- [TASK BRIEF]
Isolate every line in the data with the string "title" and copy it.

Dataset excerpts
+ + + + +

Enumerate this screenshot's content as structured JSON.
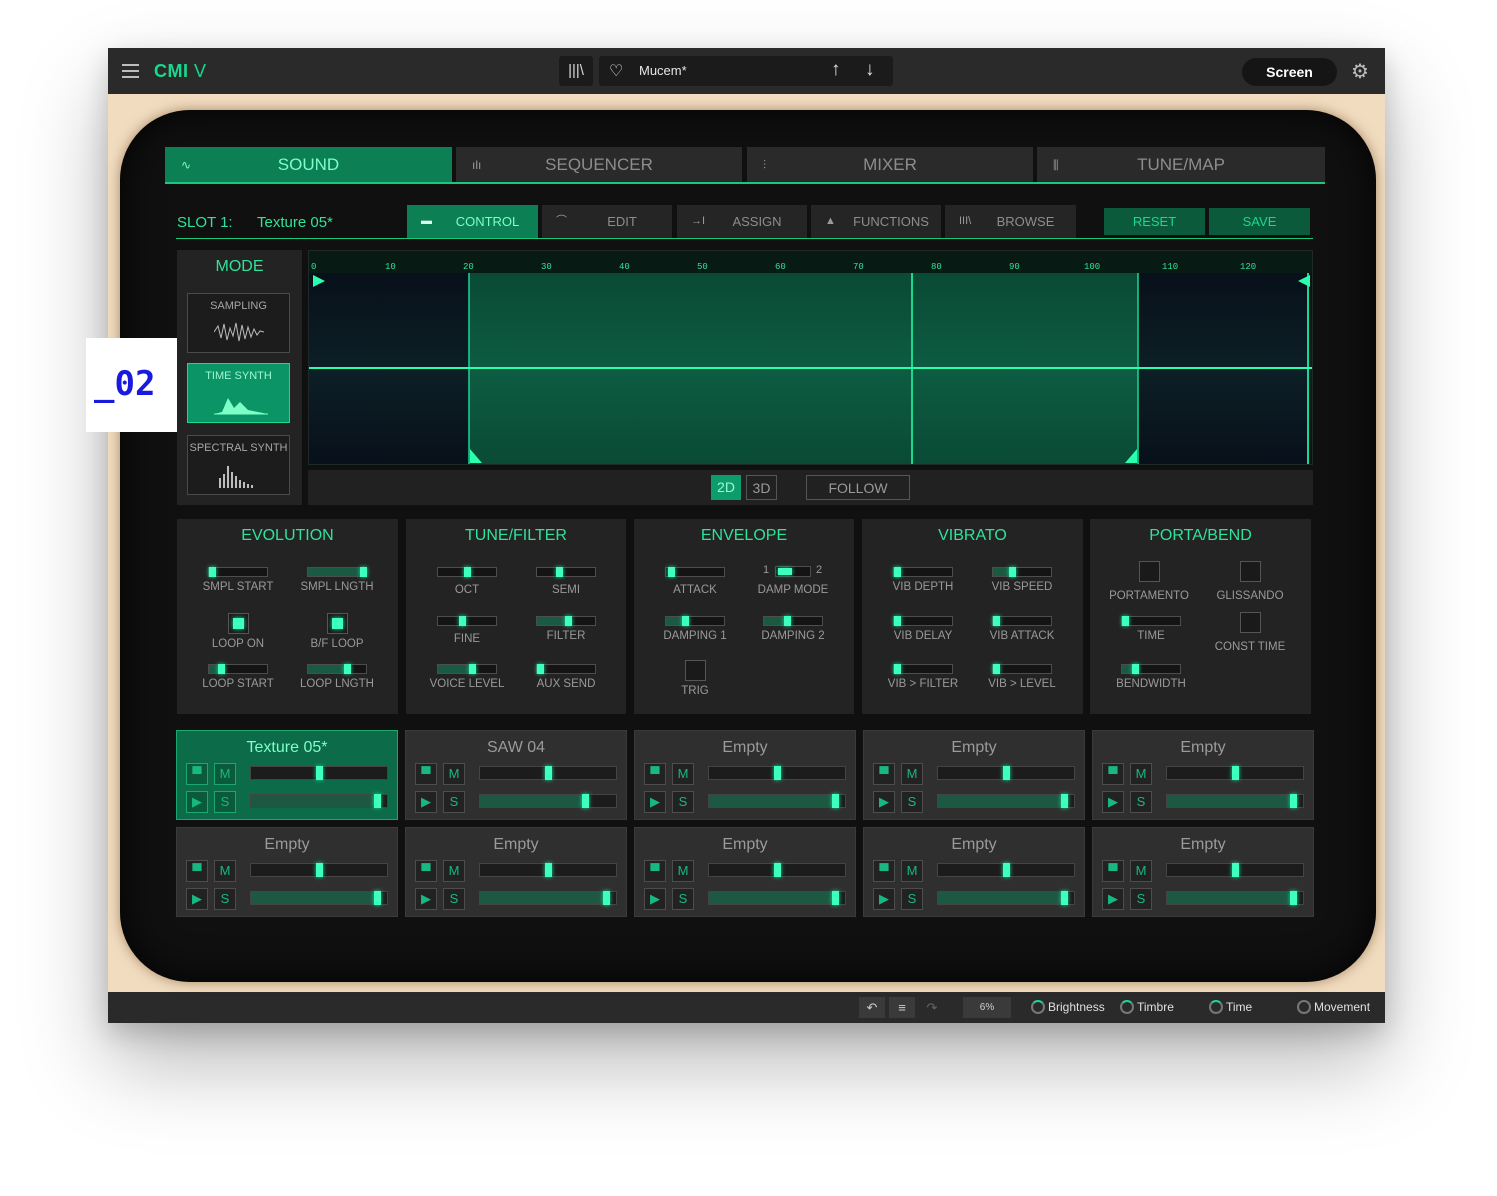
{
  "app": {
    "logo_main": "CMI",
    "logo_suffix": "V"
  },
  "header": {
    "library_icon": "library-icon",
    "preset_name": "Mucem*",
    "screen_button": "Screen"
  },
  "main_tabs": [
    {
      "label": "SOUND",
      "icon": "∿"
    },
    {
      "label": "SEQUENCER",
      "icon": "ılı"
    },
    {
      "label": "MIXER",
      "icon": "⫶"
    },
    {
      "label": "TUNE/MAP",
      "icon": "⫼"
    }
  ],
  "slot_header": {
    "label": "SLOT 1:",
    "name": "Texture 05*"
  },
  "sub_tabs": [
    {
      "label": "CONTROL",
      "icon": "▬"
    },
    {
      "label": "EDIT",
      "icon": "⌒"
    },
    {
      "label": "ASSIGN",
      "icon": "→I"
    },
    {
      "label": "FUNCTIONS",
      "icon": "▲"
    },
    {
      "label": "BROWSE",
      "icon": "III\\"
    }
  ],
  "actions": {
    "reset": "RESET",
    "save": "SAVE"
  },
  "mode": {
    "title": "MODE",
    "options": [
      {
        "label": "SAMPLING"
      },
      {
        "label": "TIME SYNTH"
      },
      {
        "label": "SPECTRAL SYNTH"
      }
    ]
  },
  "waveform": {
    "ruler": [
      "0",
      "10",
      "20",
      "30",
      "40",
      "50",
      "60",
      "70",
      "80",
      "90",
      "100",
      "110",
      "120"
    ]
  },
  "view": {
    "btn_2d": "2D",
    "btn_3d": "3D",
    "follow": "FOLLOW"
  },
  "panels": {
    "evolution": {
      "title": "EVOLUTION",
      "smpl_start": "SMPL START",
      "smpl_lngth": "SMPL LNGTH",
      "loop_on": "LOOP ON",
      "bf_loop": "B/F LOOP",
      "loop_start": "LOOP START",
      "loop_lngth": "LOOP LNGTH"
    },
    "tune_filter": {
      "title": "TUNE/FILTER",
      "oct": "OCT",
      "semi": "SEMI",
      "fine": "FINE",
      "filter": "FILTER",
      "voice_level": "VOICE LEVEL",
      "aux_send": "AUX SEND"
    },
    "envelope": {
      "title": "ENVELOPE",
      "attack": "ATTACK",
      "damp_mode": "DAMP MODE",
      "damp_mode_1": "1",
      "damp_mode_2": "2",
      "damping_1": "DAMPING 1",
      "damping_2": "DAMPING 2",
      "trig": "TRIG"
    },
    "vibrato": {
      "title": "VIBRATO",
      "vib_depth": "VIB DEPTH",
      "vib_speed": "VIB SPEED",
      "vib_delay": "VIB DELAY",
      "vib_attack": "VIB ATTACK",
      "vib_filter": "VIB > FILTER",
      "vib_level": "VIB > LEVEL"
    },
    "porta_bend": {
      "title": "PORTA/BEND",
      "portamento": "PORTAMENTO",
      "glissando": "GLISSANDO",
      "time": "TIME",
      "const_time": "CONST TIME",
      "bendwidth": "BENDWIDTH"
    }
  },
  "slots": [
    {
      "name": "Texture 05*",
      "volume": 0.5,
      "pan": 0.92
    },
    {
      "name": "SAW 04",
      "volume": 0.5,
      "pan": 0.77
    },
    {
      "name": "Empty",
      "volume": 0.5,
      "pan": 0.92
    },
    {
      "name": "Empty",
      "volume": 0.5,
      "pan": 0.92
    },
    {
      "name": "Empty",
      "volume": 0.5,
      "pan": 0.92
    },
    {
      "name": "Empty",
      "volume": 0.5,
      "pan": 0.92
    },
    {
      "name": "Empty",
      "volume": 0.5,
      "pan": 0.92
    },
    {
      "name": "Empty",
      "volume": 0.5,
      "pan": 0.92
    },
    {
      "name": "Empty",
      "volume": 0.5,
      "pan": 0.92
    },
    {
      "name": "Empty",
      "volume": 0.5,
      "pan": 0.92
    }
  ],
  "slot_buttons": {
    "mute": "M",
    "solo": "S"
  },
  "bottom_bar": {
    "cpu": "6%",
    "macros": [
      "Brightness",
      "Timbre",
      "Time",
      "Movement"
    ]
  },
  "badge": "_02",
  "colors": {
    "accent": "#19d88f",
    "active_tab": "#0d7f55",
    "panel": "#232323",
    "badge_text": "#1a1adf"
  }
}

+ + + + +

- [WORKED SOLUTION]
    "title": "MODE",
      "title": "EVOLUTION",
      "title": "TUNE/FILTER",
      "title": "ENVELOPE",
      "title": "VIBRATO",
      "title": "PORTA/BEND",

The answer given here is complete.